─── Given information ───

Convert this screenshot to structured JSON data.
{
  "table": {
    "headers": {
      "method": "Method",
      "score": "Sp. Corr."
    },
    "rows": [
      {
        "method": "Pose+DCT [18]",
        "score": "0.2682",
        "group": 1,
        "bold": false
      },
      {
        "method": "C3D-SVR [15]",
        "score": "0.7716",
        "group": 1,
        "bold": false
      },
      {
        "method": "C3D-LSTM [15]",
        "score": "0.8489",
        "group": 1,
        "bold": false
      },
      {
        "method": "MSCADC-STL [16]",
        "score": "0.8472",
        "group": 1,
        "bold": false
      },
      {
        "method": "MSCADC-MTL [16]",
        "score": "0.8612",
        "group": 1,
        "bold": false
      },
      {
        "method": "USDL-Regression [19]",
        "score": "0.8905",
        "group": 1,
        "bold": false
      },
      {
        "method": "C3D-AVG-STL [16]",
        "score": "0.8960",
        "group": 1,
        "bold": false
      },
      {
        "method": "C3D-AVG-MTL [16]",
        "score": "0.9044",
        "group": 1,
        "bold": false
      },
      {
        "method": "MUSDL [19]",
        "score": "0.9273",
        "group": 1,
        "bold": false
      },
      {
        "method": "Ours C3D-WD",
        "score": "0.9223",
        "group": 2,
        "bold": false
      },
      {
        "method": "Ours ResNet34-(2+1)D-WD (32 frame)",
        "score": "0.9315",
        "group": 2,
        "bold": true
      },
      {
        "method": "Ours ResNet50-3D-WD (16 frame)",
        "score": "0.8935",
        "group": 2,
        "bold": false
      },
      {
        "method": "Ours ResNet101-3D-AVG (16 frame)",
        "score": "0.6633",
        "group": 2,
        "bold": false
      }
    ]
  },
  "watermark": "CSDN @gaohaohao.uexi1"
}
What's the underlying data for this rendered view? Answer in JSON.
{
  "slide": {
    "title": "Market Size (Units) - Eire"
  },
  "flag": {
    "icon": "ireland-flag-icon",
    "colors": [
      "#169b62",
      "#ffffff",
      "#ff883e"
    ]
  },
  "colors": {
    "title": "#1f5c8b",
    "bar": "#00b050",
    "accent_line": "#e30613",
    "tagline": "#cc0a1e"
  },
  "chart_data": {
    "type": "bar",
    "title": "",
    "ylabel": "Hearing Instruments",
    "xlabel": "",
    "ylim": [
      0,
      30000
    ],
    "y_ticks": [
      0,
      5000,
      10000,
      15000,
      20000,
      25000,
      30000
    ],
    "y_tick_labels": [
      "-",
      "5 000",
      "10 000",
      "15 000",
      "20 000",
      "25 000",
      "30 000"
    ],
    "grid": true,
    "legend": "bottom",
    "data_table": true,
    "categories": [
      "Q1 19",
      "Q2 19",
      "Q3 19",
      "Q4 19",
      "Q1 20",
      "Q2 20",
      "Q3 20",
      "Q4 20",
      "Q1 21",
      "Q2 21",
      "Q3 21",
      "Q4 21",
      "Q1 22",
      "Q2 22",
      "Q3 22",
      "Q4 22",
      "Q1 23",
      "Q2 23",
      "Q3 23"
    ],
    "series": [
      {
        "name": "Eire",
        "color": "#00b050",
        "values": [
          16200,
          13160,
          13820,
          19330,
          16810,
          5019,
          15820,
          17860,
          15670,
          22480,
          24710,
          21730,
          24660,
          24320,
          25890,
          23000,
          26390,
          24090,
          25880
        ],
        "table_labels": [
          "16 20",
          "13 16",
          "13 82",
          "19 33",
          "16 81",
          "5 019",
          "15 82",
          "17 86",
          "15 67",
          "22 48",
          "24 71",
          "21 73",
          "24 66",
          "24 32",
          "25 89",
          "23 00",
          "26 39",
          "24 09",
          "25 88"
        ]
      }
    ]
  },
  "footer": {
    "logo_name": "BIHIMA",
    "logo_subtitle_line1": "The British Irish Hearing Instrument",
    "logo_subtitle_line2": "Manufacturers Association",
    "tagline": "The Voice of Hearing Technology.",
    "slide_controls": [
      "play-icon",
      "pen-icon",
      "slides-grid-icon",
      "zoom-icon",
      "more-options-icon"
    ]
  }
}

───

# [Task to complete]
Search the records for the word "this", then list every line that has it.

# [Final answer]
Convert this screenshot to structured JSON data.
What's the underlying data for this rendered view? Answer in JSON.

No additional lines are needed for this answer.